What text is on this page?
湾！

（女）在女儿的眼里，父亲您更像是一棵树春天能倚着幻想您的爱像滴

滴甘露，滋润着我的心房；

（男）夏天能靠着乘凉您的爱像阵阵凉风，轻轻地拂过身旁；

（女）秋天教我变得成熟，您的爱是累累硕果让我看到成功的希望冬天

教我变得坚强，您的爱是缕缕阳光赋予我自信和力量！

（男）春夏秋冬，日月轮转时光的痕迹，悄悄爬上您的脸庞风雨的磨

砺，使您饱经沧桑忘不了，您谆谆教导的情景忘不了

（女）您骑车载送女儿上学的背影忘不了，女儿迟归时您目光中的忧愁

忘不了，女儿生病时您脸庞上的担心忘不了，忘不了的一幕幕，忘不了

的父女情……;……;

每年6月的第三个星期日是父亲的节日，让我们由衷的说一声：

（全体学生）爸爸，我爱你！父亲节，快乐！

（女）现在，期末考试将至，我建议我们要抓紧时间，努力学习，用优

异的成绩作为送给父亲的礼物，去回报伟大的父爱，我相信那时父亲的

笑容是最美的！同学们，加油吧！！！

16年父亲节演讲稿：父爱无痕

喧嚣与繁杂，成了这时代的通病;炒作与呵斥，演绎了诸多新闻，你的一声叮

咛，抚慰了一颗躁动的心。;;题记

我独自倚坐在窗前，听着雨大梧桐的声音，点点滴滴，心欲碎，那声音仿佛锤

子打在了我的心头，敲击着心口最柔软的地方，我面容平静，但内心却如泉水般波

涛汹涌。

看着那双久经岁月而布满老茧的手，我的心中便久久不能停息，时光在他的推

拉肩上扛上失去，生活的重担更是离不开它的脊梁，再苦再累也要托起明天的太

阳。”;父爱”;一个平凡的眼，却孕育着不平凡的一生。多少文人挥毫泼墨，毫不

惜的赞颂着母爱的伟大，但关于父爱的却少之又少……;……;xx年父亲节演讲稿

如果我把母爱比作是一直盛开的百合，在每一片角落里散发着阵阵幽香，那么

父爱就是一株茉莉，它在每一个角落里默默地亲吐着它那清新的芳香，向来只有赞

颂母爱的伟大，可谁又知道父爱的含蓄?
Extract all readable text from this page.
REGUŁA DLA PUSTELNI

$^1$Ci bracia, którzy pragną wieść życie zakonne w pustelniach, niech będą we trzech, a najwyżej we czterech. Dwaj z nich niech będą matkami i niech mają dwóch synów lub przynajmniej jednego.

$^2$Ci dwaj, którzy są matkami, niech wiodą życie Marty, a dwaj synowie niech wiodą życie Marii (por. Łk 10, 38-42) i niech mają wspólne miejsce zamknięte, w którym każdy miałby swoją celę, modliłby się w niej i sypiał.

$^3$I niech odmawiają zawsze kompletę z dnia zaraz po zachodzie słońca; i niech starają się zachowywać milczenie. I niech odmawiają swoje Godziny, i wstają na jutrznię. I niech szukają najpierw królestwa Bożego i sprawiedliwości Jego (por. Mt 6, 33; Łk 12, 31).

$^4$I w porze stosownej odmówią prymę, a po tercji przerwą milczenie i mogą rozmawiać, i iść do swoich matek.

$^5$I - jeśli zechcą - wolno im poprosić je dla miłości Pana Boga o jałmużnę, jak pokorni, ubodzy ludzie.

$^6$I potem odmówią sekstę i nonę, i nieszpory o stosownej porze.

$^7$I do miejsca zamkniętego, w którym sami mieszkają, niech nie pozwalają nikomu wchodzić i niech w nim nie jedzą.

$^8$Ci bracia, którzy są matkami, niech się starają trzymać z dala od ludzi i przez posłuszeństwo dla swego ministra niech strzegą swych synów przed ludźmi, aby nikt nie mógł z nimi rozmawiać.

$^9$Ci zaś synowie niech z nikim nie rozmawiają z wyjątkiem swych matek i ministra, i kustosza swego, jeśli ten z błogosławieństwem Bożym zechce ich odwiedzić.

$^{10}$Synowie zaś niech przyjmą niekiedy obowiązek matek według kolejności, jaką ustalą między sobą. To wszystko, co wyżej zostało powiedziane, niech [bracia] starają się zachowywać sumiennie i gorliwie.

### INSTRUCTIONS TO FOLLOW
Take the listing above and write it out again exactly.

### EXERCISE RESPONSE
What text is on this page?
湾！

（女）在女儿的眼里，父亲您更像是一棵树春天能倚着幻想您的爱像滴

滴甘露，滋润着我的心房；

（男）夏天能靠着乘凉您的爱像阵阵凉风，轻轻地拂过身旁；

（女）秋天教我变得成熟，您的爱是累累硕果让我看到成功的希望冬天

教我变得坚强，您的爱是缕缕阳光赋予我自信和力量！

（男）春夏秋冬，日月轮转时光的痕迹，悄悄爬上您的脸庞风雨的磨

砺，使您饱经沧桑忘不了，您谆谆教导的情景忘不了

（女）您骑车载送女儿上学的背影忘不了，女儿迟归时您目光中的忧愁

忘不了，女儿生病时您脸庞上的担心忘不了，忘不了的一幕幕，忘不了

的父女情……;……;

每年6月的第三个星期日是父亲的节日，让我们由衷的说一声：

（全体学生）爸爸，我爱你！父亲节，快乐！

（女）现在，期末考试将至，我建议我们要抓紧时间，努力学习，用优

异的成绩作为送给父亲的礼物，去回报伟大的父爱，我相信那时父亲的

笑容是最美的！同学们，加油吧！！！

16年父亲节演讲稿：父爱无痕

喧嚣与繁杂，成了这时代的通病;炒作与呵斥，演绎了诸多新闻，你的一声叮

咛，抚慰了一颗躁动的心。;;题记

我独自倚坐在窗前，听着雨大梧桐的声音，点点滴滴，心欲碎，那声音仿佛锤

子打在了我的心头，敲击着心口最柔软的地方，我面容平静，但内心却如泉水般波

涛汹涌。

看着那双久经岁月而布满老茧的手，我的心中便久久不能停息，时光在他的推

拉肩上扛上失去，生活的重担更是离不开它的脊梁，再苦再累也要托起明天的太

阳。”;父爱”;一个平凡的眼，却孕育着不平凡的一生。多少文人挥毫泼墨，毫不

惜的赞颂着母爱的伟大，但关于父爱的却少之又少……;……;xx年父亲节演讲稿

如果我把母爱比作是一直盛开的百合，在每一片角落里散发着阵阵幽香，那么

父爱就是一株茉莉，它在每一个角落里默默地亲吐着它那清新的芳香，向来只有赞

颂母爱的伟大，可谁又知道父爱的含蓄?
Extract all readable text from this page.
REGUŁA DLA PUSTELNI

$^1$Ci bracia, którzy pragną wieść życie zakonne w pustelniach, niech będą we trzech, a najwyżej we czterech. Dwaj z nich niech będą matkami i niech mają dwóch synów lub przynajmniej jednego.

$^2$Ci dwaj, którzy są matkami, niech wiodą życie Marty, a dwaj synowie niech wiodą życie Marii (por. Łk 10, 38-42) i niech mają wspólne miejsce zamknięte, w którym każdy miałby swoją celę, modliłby się w niej i sypiał.

$^3$I niech odmawiają zawsze kompletę z dnia zaraz po zachodzie słońca; i niech starają się zachowywać milczenie. I niech odmawiają swoje Godziny, i wstają na jutrznię. I niech szukają najpierw królestwa Bożego i sprawiedliwości Jego (por. Mt 6, 33; Łk 12, 31).

$^4$I w porze stosownej odmówią prymę, a po tercji przerwą milczenie i mogą rozmawiać, i iść do swoich matek.

$^5$I - jeśli zechcą - wolno im poprosić je dla miłości Pana Boga o jałmużnę, jak pokorni, ubodzy ludzie.

$^6$I potem odmówią sekstę i nonę, i nieszpory o stosownej porze.

$^7$I do miejsca zamkniętego, w którym sami mieszkają, niech nie pozwalają nikomu wchodzić i niech w nim nie jedzą.

$^8$Ci bracia, którzy są matkami, niech się starają trzymać z dala od ludzi i przez posłuszeństwo dla swego ministra niech strzegą swych synów przed ludźmi, aby nikt nie mógł z nimi rozmawiać.

$^9$Ci zaś synowie niech z nikim nie rozmawiają z wyjątkiem swych matek i ministra, i kustosza swego, jeśli ten z błogosławieństwem Bożym zechce ich odwiedzić.

$^{10}$Synowie zaś niech przyjmą niekiedy obowiązek matek według kolejności, jaką ustalą między sobą. To wszystko, co wyżej zostało powiedziane, niech [bracia] starają się zachowywać sumiennie i gorliwie.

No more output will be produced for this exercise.